SET TASKS —
1) Copy everything in the forum thread from "Mammals, like cows." down to "works equally good.", word for word.
2) Using the forum thread, mark each statement yes or no, and quote the words that decide it: (a) One reply gives "hudfärg" as the Swedish for "skin color." (b) Lars H says he would use the word "ormhud." (c) The Elof Hellquist source is dated 1925.
3) List each distinct username that posts in the forum thread.

EXCERPT PROVIDED —
-=-=-=-=-
# Swedish: difference between "skinn" and "hud"



## mimosa59

Hej!

Could anyone tell me what the difference is between "skinn" and "hud", if there is such a difference?

Tack!


----------



## In Search Of

Hi!
Generally, "skinn" is leather, or hide, and it is what shoes and bags can be made from. "hud" is the skin of a person. "Skin color" is "hudfarge", never "Skinnfarge"


----------



## mimosa59

Thanks a lot!


----------



## Elektrisk564

In Search Of said:


> Hi!
> Generally, "skinn" is leather, or hide, and it is what shoes and bags can be made from. "hud" is the skin of a person. "Skin color" is "hudfarge", never "Skinnfarge"



You're right, but there's a small error. "Skin color" is "hudfärg", not "hudfarge".


----------



## hanne

The word "skinn" can also be used with the meaning "hud" (here's a google search with a lot of references to such use).


----------



## Lars H

Hej!

This is a very good question and not all that easy to answer. I got this from Elof Hellquist, 1922:

" Medan sålunda hud urspr, betecknat den skyddande, kvarsittande huden,
synes däremot skinn äldst ha betytt ’den avflådda* el. dyl. - Hud brukades
förr ofta i uttr., där nu skinn användes.."

Originally "hud" was attached to the body, while "skinn" was what you got when you had skinned an animal. But the expressions have become a bit mixed up since then.

What covers reptiles, like snakes, crocodiles or lizards is always referred to as "skinn", regardless if it is still on the animal, if the entire skin of an animal is removed and in one piece or if you got for example a belt made out of this material. I would never say "ormhud".

Mammals, like cows. "Koskinn" is a material used to make leather shoes and other stuff but it could also be an item lying on the floor as a carpet. "Kohud" is either either attached to the animal or skinned off like in one piece (i e the carpet) but not a material. And to make it worse, I have a gut feeling that the smaller the animal, the less likely I would use "hud" but I am nor sure of it. "Råtthud/Rat hide" sounds wrong in more than one way.

When it comes to humans, if we spend too much time in the sun we could say either "mitt skinn är rött av solbränna" or "min hud är röd av solbränna". Both works equally good.


----------



## DieuEtMonDroit

Also, we have the word _djurhud_ that is used for all animals.


----------



## mimosa59

Thanks for your help, everyone!


----------



## md7dani

Not easy to answer this question, the definition above is in general; skinn is for animals hud is for humans, but then u have expressions like:

"han har skinn på näsan" : he is a tuff person, strong caracter

"Han är bara skinn o ben": he is really thin


----------



## Lars H

Hej



md7dani said:


> skinn is for animals hud is for humans



Maybe not entirely correct. If you google "kohudar" you will get more hits than "koskinn". And although "renskinn" is the most used form describing the fur covering reindeers, who would say it's wrong to say "renhud"? Or "älghud?"


----------
-=-=-=-=-
ENTRIES SUPPLIED —
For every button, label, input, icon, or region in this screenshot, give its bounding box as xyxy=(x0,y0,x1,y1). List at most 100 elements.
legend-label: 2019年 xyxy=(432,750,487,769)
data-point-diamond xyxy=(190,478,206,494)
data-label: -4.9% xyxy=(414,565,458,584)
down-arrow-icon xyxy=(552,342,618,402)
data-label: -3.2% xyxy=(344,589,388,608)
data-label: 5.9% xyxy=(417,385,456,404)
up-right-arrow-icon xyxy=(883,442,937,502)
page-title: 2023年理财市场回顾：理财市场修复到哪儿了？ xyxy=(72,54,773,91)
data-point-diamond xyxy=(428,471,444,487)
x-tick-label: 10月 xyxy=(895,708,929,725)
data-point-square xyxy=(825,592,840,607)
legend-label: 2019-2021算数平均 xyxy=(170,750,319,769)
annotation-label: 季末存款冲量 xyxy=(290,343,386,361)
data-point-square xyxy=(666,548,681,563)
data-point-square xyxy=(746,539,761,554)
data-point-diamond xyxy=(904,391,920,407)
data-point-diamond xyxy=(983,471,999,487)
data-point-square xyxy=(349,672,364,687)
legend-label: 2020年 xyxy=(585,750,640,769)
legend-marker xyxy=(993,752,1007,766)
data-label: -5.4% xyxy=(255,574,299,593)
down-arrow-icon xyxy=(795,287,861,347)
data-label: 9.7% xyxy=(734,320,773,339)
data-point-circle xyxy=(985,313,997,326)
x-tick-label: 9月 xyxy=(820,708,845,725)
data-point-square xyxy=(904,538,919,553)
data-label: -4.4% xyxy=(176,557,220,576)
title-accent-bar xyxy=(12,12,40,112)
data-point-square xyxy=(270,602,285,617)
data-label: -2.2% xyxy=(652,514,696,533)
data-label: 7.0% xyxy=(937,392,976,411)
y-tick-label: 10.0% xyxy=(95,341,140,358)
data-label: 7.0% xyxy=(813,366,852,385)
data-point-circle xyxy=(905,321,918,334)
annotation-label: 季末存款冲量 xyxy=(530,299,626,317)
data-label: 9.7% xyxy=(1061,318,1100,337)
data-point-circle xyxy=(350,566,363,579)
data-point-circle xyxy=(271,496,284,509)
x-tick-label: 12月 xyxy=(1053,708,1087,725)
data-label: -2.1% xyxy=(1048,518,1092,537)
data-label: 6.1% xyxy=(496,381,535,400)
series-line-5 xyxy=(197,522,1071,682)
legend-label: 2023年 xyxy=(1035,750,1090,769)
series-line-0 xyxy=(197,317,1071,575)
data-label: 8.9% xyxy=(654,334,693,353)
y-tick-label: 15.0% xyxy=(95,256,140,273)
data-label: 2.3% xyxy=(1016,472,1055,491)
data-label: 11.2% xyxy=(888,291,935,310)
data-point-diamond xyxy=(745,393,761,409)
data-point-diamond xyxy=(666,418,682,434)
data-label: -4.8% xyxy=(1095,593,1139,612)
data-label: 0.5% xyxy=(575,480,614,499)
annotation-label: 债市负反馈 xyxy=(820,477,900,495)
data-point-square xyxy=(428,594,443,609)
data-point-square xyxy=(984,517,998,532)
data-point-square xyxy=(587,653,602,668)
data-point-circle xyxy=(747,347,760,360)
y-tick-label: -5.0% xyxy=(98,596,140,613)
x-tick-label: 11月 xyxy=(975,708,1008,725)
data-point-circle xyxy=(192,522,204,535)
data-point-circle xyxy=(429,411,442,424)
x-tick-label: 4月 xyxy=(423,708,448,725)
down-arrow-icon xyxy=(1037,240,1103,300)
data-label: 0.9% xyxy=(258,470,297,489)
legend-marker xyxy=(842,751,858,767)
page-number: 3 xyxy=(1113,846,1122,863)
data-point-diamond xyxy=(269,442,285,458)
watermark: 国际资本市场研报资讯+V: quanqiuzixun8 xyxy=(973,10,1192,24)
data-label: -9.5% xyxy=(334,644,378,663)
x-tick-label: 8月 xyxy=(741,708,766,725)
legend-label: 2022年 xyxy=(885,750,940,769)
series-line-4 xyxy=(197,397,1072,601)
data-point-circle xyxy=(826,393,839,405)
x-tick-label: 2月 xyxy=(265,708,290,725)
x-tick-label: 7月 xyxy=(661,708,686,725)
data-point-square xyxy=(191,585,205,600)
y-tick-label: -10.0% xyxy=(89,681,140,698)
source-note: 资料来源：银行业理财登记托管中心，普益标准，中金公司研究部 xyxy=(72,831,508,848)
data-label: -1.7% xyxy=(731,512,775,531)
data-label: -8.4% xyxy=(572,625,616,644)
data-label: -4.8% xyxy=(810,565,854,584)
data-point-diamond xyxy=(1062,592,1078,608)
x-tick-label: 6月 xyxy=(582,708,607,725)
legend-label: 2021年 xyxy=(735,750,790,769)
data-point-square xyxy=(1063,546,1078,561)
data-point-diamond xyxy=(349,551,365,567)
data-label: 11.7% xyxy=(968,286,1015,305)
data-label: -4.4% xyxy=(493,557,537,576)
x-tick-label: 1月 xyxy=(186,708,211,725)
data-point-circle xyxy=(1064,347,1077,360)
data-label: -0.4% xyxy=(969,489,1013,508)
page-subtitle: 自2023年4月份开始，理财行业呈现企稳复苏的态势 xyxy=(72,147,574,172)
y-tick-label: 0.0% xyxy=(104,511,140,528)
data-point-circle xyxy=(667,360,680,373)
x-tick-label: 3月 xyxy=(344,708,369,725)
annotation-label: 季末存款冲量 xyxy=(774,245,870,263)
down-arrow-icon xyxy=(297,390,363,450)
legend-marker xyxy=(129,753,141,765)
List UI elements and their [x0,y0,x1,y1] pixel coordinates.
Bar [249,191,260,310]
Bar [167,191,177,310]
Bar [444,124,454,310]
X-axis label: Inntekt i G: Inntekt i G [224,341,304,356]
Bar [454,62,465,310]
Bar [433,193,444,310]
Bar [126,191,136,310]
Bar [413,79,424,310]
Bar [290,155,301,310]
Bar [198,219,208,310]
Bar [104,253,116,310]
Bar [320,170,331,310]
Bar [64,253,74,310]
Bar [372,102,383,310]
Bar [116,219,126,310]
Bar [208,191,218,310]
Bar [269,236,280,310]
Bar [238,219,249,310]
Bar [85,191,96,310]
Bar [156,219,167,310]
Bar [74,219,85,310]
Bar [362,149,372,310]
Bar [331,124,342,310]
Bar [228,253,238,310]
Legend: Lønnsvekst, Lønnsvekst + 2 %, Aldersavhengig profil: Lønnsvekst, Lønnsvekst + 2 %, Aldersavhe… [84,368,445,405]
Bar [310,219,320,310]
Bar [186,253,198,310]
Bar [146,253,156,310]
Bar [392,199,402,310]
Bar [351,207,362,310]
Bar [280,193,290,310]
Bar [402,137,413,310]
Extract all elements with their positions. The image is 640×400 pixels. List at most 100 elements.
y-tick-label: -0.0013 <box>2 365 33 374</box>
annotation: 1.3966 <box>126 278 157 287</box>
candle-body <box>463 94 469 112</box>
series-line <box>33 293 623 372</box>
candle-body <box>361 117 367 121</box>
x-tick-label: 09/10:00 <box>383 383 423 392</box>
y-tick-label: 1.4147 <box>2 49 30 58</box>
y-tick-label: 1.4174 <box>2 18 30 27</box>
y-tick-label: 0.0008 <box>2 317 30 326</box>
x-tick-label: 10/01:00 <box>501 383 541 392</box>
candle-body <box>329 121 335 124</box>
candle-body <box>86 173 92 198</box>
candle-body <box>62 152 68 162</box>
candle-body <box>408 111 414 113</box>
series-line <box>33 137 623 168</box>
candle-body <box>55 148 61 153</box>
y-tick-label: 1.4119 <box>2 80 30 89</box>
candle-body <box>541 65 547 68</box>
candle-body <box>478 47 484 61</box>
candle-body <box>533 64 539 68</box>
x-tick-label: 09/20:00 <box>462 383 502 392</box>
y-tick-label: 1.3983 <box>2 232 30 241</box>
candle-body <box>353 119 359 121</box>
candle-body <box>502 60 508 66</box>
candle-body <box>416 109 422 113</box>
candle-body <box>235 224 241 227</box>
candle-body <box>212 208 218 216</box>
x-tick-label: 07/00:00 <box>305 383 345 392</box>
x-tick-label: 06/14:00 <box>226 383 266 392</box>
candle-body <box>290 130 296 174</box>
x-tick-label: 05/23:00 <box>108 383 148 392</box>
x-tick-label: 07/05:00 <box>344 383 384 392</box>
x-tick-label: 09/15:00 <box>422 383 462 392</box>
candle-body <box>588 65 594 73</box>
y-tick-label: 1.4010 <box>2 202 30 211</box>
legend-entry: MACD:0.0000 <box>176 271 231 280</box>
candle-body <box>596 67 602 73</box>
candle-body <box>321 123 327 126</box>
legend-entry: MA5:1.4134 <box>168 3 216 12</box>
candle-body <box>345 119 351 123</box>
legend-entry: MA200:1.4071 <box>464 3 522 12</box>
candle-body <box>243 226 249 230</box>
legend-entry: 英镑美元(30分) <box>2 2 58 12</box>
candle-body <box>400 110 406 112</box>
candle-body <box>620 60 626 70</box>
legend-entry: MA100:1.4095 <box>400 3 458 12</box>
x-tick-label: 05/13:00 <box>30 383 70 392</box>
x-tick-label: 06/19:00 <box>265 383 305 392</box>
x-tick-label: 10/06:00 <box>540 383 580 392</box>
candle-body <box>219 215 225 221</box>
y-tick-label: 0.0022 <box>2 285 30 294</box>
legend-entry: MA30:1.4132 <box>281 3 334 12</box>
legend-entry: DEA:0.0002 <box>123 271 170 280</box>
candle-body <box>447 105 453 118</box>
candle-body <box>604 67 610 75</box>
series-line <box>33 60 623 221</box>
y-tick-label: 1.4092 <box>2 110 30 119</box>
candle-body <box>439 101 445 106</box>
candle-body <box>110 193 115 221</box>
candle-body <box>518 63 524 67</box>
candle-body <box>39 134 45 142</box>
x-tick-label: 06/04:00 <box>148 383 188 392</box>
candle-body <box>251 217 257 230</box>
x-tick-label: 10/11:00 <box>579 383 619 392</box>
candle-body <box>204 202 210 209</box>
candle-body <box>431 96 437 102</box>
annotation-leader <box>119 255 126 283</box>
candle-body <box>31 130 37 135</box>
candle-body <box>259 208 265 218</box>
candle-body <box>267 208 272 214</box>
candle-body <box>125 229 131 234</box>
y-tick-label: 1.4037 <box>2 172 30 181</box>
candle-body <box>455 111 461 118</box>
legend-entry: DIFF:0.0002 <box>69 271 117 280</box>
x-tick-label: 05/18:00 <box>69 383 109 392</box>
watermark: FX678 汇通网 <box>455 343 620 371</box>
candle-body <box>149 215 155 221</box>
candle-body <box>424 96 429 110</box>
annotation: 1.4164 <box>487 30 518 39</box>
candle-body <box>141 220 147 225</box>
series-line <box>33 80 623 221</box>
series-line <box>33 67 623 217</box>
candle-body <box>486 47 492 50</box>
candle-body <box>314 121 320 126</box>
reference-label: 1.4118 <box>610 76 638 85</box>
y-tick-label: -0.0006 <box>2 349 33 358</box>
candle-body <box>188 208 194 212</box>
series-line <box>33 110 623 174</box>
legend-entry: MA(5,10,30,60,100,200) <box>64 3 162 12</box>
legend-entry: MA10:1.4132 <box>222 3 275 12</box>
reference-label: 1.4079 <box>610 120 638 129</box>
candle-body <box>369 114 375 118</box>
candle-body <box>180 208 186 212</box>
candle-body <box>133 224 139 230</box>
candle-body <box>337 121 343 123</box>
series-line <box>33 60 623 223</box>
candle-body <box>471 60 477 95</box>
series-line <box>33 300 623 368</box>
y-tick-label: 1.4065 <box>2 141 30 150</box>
-=-=-=-=-
ANSWERS BELOW —
1)
Mammals, like cows. "Koskinn" is a material used to make leather shoes and other stuff but it could also be an item lying on the floor as a carpet. "Kohud" is either either attached to the animal or skinned off like in one piece (i e the carpet) but not a material. And to make it worse, I have a gut feeling that the smaller the animal, the less likely I would use "hud" but I am nor sure of it. "Råtthud/Rat hide" sounds wrong in more than one way.

When it comes to humans, if we spend too much time in the sun we could say either "mitt skinn är rött av solbränna" or "min hud är röd av solbränna". Both works equally good.

2)
(a) Yes: "Skin color" is "hudfärg", not "hudfarge".
(b) No: I would never say "ormhud".
(c) No: I got this from Elof Hellquist, 1922:

3) mimosa59, In Search Of, Elektrisk564, hanne, Lars H, DieuEtMonDroit, md7dani